#### [Task material]
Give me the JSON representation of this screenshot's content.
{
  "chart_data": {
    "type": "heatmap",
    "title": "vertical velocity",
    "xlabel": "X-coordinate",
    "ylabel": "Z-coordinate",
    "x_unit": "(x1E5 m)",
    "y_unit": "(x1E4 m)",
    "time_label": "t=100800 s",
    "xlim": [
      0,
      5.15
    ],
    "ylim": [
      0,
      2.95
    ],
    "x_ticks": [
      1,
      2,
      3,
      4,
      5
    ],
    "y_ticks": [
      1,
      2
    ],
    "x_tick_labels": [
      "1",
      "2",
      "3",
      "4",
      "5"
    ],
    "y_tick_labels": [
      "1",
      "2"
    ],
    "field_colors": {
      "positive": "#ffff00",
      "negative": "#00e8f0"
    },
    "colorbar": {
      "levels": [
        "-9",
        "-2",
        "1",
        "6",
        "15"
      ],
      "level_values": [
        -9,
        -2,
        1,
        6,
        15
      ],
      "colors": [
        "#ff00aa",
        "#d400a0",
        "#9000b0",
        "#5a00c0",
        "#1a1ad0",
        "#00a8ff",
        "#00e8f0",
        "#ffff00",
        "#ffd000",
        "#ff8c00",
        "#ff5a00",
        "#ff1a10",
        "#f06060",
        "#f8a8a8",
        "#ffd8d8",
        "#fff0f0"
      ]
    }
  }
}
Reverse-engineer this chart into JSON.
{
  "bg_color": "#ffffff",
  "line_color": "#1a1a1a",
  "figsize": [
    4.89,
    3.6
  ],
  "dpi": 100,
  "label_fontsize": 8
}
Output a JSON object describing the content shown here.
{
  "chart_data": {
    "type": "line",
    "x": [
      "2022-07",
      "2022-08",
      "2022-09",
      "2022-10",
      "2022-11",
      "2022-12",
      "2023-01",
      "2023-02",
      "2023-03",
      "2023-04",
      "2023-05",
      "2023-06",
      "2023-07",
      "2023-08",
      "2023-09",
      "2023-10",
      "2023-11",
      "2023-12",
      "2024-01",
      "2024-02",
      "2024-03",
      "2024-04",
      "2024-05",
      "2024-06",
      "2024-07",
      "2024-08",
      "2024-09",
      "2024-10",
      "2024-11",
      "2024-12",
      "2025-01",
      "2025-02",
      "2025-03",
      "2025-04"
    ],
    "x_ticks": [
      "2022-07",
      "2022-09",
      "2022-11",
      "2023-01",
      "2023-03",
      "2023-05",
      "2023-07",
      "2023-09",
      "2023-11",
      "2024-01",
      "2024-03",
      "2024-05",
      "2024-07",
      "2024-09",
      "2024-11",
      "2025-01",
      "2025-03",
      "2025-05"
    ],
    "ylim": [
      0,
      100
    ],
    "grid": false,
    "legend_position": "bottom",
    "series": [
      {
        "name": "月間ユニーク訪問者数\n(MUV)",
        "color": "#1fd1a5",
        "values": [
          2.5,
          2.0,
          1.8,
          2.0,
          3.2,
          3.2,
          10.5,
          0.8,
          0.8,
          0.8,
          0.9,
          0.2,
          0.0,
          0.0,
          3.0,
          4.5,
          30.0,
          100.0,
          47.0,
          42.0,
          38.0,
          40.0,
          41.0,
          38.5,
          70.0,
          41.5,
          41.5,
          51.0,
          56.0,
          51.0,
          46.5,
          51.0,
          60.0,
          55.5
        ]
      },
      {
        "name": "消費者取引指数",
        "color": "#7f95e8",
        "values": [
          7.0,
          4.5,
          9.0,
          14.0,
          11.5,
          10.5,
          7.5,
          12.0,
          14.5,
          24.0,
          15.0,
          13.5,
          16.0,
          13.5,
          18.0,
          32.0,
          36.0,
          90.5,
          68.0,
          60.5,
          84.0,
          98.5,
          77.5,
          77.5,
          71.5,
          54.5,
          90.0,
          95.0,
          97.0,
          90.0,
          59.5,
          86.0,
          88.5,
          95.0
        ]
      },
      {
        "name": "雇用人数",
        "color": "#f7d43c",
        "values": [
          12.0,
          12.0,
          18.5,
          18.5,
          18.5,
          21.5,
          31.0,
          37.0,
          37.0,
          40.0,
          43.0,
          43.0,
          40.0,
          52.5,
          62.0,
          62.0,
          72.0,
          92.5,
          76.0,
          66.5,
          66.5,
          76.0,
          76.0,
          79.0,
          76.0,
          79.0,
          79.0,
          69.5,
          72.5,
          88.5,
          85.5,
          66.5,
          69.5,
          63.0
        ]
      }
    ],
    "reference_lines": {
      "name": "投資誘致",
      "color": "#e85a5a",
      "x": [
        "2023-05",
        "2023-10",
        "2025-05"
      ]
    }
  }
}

#### [Task to complete]
Return every line in the listing that contains the word "coordinate".

#### [The reply]
    "xlabel": "X-coordinate",
    "ylabel": "Z-coordinate",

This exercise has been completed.